EXERCISE PROMPT: Find how many lines in the data below mention "включить". Give the number only.

TASK MATERIAL:
□ □ □ □ □

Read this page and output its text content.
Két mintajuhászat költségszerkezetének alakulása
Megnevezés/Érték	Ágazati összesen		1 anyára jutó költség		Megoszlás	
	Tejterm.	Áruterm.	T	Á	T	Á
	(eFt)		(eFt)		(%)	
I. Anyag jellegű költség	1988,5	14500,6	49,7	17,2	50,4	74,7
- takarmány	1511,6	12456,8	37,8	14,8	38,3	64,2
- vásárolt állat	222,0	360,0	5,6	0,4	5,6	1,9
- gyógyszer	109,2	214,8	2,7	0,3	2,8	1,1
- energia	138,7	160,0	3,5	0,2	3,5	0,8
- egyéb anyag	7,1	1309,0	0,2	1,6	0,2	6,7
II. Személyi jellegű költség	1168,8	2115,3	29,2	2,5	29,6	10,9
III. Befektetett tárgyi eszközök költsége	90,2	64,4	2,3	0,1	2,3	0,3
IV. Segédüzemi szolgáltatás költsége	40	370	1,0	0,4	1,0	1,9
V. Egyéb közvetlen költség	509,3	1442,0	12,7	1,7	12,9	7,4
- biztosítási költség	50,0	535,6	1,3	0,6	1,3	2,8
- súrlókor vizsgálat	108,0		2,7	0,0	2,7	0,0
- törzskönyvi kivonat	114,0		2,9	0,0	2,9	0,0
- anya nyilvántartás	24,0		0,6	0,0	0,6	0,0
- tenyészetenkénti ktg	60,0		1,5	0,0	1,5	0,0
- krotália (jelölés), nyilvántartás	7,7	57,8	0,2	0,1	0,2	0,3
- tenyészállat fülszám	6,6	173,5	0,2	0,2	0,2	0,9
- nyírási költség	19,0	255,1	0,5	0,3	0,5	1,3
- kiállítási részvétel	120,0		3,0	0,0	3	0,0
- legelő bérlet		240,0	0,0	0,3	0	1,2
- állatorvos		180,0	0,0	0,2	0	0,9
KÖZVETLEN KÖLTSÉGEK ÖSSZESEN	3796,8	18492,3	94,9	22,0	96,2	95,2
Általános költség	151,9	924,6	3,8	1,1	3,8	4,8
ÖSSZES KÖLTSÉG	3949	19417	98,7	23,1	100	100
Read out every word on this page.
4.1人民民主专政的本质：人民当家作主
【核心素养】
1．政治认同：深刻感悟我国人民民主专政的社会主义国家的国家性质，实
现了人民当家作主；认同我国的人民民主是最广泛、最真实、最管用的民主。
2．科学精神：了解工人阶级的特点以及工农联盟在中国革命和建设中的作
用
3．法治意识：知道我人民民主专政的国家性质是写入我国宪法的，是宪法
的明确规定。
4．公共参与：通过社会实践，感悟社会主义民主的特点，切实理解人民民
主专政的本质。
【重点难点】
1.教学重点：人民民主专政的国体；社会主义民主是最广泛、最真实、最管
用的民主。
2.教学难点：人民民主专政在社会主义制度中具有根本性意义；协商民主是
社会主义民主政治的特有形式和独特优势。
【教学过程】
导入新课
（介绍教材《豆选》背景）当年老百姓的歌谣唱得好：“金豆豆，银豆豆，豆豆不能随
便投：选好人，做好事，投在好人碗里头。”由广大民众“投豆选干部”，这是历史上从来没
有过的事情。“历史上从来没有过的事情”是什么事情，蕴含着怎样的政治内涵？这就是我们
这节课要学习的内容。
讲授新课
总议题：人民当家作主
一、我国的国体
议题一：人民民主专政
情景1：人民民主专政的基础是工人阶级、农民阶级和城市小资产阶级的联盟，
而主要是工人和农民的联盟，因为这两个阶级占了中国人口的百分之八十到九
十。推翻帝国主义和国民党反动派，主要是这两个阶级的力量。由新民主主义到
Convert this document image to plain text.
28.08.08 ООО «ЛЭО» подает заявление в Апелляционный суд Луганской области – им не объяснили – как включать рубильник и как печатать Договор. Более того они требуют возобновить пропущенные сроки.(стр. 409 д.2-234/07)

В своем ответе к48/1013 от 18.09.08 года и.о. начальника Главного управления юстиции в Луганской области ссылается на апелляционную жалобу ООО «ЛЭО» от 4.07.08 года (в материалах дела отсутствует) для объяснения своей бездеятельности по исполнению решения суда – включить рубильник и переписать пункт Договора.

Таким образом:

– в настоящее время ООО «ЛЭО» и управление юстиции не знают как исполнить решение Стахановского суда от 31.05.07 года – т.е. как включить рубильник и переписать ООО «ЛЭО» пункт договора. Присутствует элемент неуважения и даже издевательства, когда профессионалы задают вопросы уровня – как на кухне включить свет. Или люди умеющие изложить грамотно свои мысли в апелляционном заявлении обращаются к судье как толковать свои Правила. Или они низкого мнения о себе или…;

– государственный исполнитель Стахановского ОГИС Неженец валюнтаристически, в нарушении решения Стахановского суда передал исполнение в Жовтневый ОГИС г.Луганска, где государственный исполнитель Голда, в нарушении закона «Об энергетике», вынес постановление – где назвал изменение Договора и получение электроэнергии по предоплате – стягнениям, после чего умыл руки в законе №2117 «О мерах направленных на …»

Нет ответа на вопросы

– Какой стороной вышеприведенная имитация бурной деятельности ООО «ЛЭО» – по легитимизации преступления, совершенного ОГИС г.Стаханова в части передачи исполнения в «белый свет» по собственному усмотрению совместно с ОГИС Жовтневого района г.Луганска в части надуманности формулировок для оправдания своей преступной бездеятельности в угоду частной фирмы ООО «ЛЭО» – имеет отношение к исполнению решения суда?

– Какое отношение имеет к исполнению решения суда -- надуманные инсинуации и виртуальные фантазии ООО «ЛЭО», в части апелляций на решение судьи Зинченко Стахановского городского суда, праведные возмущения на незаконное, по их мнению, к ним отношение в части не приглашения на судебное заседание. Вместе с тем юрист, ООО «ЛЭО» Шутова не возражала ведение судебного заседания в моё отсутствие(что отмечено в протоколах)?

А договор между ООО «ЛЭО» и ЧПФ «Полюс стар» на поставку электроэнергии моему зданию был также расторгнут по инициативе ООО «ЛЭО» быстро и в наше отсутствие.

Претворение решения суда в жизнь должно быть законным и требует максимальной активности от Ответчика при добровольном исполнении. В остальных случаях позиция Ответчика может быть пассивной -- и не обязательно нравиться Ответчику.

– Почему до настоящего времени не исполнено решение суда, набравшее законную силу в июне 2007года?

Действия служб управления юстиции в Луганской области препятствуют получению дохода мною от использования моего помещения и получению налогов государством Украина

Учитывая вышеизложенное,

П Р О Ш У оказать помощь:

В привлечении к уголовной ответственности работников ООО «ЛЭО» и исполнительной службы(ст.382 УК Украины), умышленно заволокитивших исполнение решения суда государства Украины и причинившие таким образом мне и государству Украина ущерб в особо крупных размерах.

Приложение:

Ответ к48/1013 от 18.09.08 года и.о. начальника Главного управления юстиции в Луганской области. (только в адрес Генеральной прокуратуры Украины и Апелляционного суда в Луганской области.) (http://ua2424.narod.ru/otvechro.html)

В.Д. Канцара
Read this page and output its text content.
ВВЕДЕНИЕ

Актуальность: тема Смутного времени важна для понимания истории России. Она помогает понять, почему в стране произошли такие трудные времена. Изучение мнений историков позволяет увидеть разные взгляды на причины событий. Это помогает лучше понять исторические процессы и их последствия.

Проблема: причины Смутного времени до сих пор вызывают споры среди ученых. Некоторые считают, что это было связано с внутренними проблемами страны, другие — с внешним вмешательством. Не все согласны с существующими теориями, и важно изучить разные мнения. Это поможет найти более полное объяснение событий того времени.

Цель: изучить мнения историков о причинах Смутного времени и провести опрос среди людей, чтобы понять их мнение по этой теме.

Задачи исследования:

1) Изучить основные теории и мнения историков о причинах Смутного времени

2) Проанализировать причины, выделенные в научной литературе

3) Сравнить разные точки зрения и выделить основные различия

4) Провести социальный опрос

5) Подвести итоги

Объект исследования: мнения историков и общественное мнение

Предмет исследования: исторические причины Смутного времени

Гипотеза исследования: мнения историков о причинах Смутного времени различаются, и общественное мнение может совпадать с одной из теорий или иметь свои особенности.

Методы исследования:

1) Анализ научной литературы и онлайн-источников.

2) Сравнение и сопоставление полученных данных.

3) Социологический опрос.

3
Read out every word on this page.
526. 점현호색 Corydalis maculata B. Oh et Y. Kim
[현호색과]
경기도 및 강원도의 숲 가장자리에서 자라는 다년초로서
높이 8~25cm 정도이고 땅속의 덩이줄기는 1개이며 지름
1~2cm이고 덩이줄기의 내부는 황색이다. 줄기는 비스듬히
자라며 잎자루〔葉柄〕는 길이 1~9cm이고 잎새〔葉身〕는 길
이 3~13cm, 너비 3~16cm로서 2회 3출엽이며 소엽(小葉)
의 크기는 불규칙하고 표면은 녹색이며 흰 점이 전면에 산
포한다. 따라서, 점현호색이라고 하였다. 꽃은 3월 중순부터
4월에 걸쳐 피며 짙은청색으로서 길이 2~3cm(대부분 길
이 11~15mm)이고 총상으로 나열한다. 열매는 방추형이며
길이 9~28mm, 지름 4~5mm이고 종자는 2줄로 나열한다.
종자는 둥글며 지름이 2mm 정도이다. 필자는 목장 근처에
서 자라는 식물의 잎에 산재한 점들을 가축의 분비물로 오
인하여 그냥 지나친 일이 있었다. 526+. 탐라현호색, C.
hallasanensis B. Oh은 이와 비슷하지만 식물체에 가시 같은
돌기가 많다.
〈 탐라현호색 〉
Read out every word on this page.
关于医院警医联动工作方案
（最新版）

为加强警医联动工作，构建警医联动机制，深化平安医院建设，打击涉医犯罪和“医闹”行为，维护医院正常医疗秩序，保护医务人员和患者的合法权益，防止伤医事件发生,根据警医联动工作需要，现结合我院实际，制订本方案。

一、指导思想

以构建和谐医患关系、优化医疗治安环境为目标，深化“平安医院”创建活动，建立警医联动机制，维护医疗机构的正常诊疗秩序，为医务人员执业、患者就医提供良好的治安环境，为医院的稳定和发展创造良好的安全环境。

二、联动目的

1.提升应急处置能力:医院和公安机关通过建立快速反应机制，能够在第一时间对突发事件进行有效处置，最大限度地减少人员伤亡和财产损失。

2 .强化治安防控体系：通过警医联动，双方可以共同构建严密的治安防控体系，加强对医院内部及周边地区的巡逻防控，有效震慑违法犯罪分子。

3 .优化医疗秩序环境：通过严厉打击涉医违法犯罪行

□ □ □ □ □

WRITTEN ANSWER: 2